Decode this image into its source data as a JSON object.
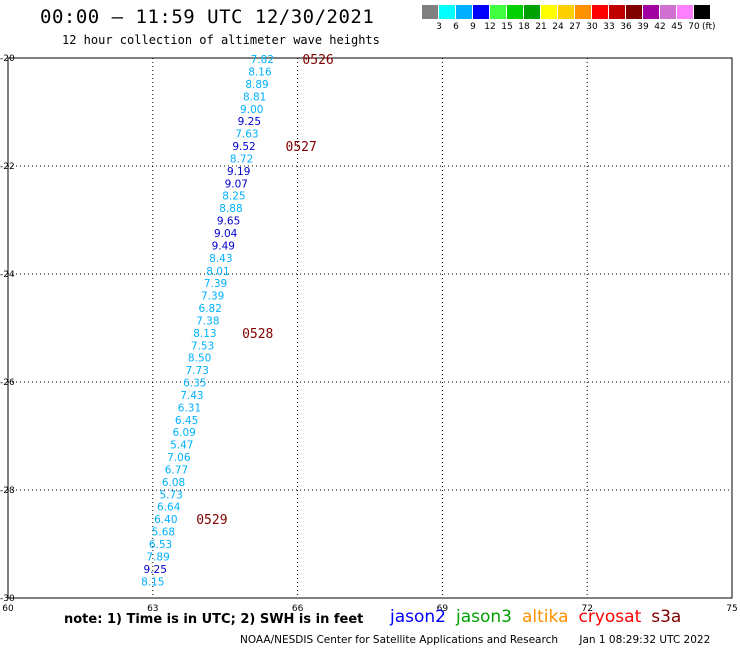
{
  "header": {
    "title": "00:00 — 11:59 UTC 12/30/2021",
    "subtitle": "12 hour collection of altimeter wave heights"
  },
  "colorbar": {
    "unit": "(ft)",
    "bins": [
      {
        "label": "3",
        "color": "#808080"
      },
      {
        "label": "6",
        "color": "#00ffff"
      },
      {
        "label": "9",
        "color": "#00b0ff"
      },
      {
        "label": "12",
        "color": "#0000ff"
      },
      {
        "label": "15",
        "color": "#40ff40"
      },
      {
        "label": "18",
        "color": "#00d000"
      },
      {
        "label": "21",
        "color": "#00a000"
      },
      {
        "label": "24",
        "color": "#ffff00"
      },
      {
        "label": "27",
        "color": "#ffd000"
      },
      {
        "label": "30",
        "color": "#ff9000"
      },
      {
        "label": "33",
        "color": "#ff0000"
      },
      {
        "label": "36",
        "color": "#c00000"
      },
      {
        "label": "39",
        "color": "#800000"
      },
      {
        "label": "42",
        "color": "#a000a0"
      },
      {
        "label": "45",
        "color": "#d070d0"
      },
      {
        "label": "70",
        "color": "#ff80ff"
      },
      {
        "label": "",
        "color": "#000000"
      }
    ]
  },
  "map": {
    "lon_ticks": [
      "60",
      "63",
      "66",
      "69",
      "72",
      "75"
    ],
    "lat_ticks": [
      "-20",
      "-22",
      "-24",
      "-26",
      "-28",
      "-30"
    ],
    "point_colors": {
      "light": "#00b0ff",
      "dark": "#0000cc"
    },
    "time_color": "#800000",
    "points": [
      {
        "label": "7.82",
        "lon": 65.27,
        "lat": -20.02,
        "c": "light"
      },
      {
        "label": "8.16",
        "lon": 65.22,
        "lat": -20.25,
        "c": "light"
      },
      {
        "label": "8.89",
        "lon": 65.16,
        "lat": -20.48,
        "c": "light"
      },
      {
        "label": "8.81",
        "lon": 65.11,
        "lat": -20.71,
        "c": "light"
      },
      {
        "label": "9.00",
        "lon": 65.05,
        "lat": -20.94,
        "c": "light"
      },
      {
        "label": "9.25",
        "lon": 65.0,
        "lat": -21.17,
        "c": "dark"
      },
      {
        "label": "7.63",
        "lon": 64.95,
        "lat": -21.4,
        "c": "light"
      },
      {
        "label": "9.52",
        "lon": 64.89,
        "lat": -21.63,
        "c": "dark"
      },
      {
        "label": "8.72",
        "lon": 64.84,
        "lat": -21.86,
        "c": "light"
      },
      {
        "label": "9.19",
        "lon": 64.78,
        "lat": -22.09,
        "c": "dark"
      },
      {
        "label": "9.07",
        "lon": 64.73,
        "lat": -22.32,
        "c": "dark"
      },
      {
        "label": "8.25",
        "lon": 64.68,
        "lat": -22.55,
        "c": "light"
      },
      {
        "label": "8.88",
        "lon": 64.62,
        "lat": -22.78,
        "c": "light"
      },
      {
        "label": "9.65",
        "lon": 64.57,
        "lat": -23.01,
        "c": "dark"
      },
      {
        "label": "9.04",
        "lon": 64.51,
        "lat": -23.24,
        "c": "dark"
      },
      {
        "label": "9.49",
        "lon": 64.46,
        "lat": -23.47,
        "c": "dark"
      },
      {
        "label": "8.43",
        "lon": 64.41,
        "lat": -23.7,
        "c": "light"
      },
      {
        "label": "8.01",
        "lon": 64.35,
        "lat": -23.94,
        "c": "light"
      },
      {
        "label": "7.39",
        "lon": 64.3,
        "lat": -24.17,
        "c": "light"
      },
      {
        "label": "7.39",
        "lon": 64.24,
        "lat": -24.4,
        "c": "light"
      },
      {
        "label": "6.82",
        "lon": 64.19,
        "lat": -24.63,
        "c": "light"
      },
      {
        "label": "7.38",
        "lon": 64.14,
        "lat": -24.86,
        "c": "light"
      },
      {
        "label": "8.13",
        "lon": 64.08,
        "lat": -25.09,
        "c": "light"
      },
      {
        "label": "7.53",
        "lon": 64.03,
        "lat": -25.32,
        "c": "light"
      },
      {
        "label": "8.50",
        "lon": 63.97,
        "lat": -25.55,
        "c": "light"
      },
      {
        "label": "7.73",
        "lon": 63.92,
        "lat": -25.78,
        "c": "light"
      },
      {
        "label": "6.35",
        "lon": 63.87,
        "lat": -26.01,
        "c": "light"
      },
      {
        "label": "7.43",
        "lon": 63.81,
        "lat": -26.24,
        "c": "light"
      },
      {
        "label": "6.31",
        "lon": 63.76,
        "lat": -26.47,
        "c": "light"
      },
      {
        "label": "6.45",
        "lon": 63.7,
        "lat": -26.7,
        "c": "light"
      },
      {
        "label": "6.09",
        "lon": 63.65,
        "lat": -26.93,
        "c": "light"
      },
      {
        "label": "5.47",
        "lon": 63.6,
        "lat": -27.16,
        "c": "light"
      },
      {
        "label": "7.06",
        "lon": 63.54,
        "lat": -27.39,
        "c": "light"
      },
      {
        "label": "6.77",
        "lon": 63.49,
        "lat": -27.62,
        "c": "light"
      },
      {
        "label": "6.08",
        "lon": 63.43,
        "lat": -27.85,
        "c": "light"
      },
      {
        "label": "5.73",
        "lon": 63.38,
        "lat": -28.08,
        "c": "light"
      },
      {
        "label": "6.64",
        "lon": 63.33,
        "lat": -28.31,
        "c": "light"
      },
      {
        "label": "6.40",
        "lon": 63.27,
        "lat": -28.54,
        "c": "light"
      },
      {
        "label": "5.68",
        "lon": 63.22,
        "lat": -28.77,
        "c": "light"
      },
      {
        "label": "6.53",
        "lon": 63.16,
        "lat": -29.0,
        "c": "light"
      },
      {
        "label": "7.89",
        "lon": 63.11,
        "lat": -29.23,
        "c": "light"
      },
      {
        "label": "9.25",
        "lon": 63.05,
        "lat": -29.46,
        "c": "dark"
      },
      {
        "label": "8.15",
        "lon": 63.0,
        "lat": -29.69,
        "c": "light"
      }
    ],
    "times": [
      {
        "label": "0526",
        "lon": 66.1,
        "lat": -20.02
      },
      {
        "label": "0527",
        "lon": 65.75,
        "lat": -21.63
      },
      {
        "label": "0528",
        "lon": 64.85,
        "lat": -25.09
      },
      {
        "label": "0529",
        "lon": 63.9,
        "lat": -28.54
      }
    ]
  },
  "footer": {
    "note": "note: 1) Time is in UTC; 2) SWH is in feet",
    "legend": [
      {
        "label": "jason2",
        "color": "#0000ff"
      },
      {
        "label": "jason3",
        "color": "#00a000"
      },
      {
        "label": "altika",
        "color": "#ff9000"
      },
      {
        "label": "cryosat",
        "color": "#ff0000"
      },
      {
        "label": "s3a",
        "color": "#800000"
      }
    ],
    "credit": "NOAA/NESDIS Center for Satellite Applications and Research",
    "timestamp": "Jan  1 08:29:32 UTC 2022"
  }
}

++++++++++++++++++++

# TASK
Output every entry word for word, but omit the pictures.

# EXERCISE OUTPUT
Decode this image into its source data as a JSON object.
{
  "header": {
    "title": "00:00 — 11:59 UTC 12/30/2021",
    "subtitle": "12 hour collection of altimeter wave heights"
  },
  "colorbar": {
    "unit": "(ft)",
    "bins": [
      {
        "label": "3",
        "color": "#808080"
      },
      {
        "label": "6",
        "color": "#00ffff"
      },
      {
        "label": "9",
        "color": "#00b0ff"
      },
      {
        "label": "12",
        "color": "#0000ff"
      },
      {
        "label": "15",
        "color": "#40ff40"
      },
      {
        "label": "18",
        "color": "#00d000"
      },
      {
        "label": "21",
        "color": "#00a000"
      },
      {
        "label": "24",
        "color": "#ffff00"
      },
      {
        "label": "27",
        "color": "#ffd000"
      },
      {
        "label": "30",
        "color": "#ff9000"
      },
      {
        "label": "33",
        "color": "#ff0000"
      },
      {
        "label": "36",
        "color": "#c00000"
      },
      {
        "label": "39",
        "color": "#800000"
      },
      {
        "label": "42",
        "color": "#a000a0"
      },
      {
        "label": "45",
        "color": "#d070d0"
      },
      {
        "label": "70",
        "color": "#ff80ff"
      },
      {
        "label": "",
        "color": "#000000"
      }
    ]
  },
  "map": {
    "lon_ticks": [
      "60",
      "63",
      "66",
      "69",
      "72",
      "75"
    ],
    "lat_ticks": [
      "-20",
      "-22",
      "-24",
      "-26",
      "-28",
      "-30"
    ],
    "point_colors": {
      "light": "#00b0ff",
      "dark": "#0000cc"
    },
    "time_color": "#800000",
    "points": [
      {
        "label": "7.82",
        "lon": 65.27,
        "lat": -20.02,
        "c": "light"
      },
      {
        "label": "8.16",
        "lon": 65.22,
        "lat": -20.25,
        "c": "light"
      },
      {
        "label": "8.89",
        "lon": 65.16,
        "lat": -20.48,
        "c": "light"
      },
      {
        "label": "8.81",
        "lon": 65.11,
        "lat": -20.71,
        "c": "light"
      },
      {
        "label": "9.00",
        "lon": 65.05,
        "lat": -20.94,
        "c": "light"
      },
      {
        "label": "9.25",
        "lon": 65.0,
        "lat": -21.17,
        "c": "dark"
      },
      {
        "label": "7.63",
        "lon": 64.95,
        "lat": -21.4,
        "c": "light"
      },
      {
        "label": "9.52",
        "lon": 64.89,
        "lat": -21.63,
        "c": "dark"
      },
      {
        "label": "8.72",
        "lon": 64.84,
        "lat": -21.86,
        "c": "light"
      },
      {
        "label": "9.19",
        "lon": 64.78,
        "lat": -22.09,
        "c": "dark"
      },
      {
        "label": "9.07",
        "lon": 64.73,
        "lat": -22.32,
        "c": "dark"
      },
      {
        "label": "8.25",
        "lon": 64.68,
        "lat": -22.55,
        "c": "light"
      },
      {
        "label": "8.88",
        "lon": 64.62,
        "lat": -22.78,
        "c": "light"
      },
      {
        "label": "9.65",
        "lon": 64.57,
        "lat": -23.01,
        "c": "dark"
      },
      {
        "label": "9.04",
        "lon": 64.51,
        "lat": -23.24,
        "c": "dark"
      },
      {
        "label": "9.49",
        "lon": 64.46,
        "lat": -23.47,
        "c": "dark"
      },
      {
        "label": "8.43",
        "lon": 64.41,
        "lat": -23.7,
        "c": "light"
      },
      {
        "label": "8.01",
        "lon": 64.35,
        "lat": -23.94,
        "c": "light"
      },
      {
        "label": "7.39",
        "lon": 64.3,
        "lat": -24.17,
        "c": "light"
      },
      {
        "label": "7.39",
        "lon": 64.24,
        "lat": -24.4,
        "c": "light"
      },
      {
        "label": "6.82",
        "lon": 64.19,
        "lat": -24.63,
        "c": "light"
      },
      {
        "label": "7.38",
        "lon": 64.14,
        "lat": -24.86,
        "c": "light"
      },
      {
        "label": "8.13",
        "lon": 64.08,
        "lat": -25.09,
        "c": "light"
      },
      {
        "label": "7.53",
        "lon": 64.03,
        "lat": -25.32,
        "c": "light"
      },
      {
        "label": "8.50",
        "lon": 63.97,
        "lat": -25.55,
        "c": "light"
      },
      {
        "label": "7.73",
        "lon": 63.92,
        "lat": -25.78,
        "c": "light"
      },
      {
        "label": "6.35",
        "lon": 63.87,
        "lat": -26.01,
        "c": "light"
      },
      {
        "label": "7.43",
        "lon": 63.81,
        "lat": -26.24,
        "c": "light"
      },
      {
        "label": "6.31",
        "lon": 63.76,
        "lat": -26.47,
        "c": "light"
      },
      {
        "label": "6.45",
        "lon": 63.7,
        "lat": -26.7,
        "c": "light"
      },
      {
        "label": "6.09",
        "lon": 63.65,
        "lat": -26.93,
        "c": "light"
      },
      {
        "label": "5.47",
        "lon": 63.6,
        "lat": -27.16,
        "c": "light"
      },
      {
        "label": "7.06",
        "lon": 63.54,
        "lat": -27.39,
        "c": "light"
      },
      {
        "label": "6.77",
        "lon": 63.49,
        "lat": -27.62,
        "c": "light"
      },
      {
        "label": "6.08",
        "lon": 63.43,
        "lat": -27.85,
        "c": "light"
      },
      {
        "label": "5.73",
        "lon": 63.38,
        "lat": -28.08,
        "c": "light"
      },
      {
        "label": "6.64",
        "lon": 63.33,
        "lat": -28.31,
        "c": "light"
      },
      {
        "label": "6.40",
        "lon": 63.27,
        "lat": -28.54,
        "c": "light"
      },
      {
        "label": "5.68",
        "lon": 63.22,
        "lat": -28.77,
        "c": "light"
      },
      {
        "label": "6.53",
        "lon": 63.16,
        "lat": -29.0,
        "c": "light"
      },
      {
        "label": "7.89",
        "lon": 63.11,
        "lat": -29.23,
        "c": "light"
      },
      {
        "label": "9.25",
        "lon": 63.05,
        "lat": -29.46,
        "c": "dark"
      },
      {
        "label": "8.15",
        "lon": 63.0,
        "lat": -29.69,
        "c": "light"
      }
    ],
    "times": [
      {
        "label": "0526",
        "lon": 66.1,
        "lat": -20.02
      },
      {
        "label": "0527",
        "lon": 65.75,
        "lat": -21.63
      },
      {
        "label": "0528",
        "lon": 64.85,
        "lat": -25.09
      },
      {
        "label": "0529",
        "lon": 63.9,
        "lat": -28.54
      }
    ]
  },
  "footer": {
    "note": "note: 1) Time is in UTC; 2) SWH is in feet",
    "legend": [
      {
        "label": "jason2",
        "color": "#0000ff"
      },
      {
        "label": "jason3",
        "color": "#00a000"
      },
      {
        "label": "altika",
        "color": "#ff9000"
      },
      {
        "label": "cryosat",
        "color": "#ff0000"
      },
      {
        "label": "s3a",
        "color": "#800000"
      }
    ],
    "credit": "NOAA/NESDIS Center for Satellite Applications and Research",
    "timestamp": "Jan  1 08:29:32 UTC 2022"
  }
}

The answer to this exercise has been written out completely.